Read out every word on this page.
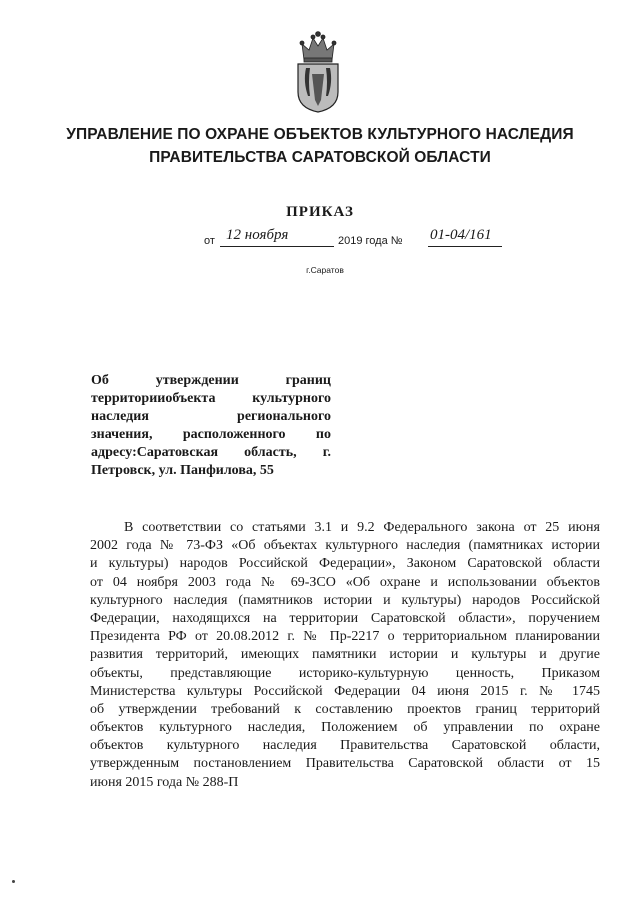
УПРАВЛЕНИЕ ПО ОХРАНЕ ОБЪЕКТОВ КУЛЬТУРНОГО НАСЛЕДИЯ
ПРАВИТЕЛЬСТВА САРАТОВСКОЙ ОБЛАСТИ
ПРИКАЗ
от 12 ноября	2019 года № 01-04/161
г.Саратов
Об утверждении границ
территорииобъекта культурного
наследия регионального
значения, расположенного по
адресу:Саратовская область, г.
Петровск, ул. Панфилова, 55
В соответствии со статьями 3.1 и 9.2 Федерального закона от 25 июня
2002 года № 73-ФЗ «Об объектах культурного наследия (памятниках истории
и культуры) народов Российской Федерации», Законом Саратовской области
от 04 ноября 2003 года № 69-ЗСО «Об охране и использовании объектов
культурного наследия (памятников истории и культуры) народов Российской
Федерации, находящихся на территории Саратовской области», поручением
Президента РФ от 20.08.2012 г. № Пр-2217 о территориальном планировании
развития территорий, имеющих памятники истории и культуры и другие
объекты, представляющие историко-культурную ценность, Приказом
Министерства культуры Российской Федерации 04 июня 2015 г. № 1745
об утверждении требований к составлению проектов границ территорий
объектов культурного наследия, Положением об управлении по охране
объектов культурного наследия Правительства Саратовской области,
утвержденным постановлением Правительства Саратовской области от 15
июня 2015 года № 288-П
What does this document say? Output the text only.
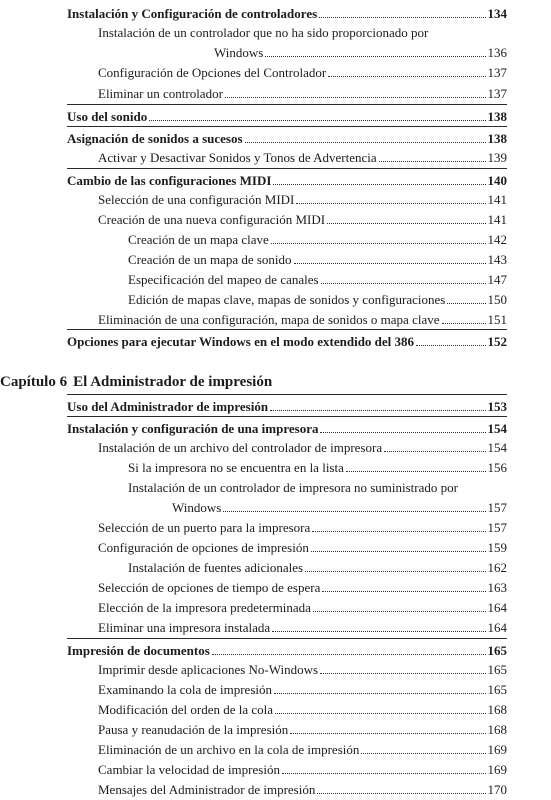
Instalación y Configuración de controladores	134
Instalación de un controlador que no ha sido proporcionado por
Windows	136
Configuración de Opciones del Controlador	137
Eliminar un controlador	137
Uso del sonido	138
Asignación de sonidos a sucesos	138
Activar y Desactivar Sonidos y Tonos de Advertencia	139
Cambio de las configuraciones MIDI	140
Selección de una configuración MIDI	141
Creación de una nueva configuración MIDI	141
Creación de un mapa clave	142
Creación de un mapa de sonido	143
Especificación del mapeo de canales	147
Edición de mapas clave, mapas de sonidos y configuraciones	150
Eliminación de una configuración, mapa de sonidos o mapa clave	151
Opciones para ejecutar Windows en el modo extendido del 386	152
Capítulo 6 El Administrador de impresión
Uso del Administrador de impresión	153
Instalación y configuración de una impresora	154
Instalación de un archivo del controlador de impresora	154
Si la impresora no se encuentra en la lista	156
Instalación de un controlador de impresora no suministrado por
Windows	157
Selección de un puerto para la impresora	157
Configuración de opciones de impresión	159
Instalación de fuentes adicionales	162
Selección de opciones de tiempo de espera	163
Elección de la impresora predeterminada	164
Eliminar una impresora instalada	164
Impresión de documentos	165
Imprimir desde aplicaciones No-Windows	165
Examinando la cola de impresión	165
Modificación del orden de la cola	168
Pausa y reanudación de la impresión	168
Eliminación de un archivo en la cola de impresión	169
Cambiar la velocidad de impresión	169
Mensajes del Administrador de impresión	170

■ **Work to complete**:
Where a line of the records above holds the word "Российской", copy that line.

■ **Worked solution**:
и культуры) народов Российской Федерации», Законом Саратовской области
культурного наследия (памятников истории и культуры) народов Российской
Министерства культуры Российской Федерации 04 июня 2015 г. № 1745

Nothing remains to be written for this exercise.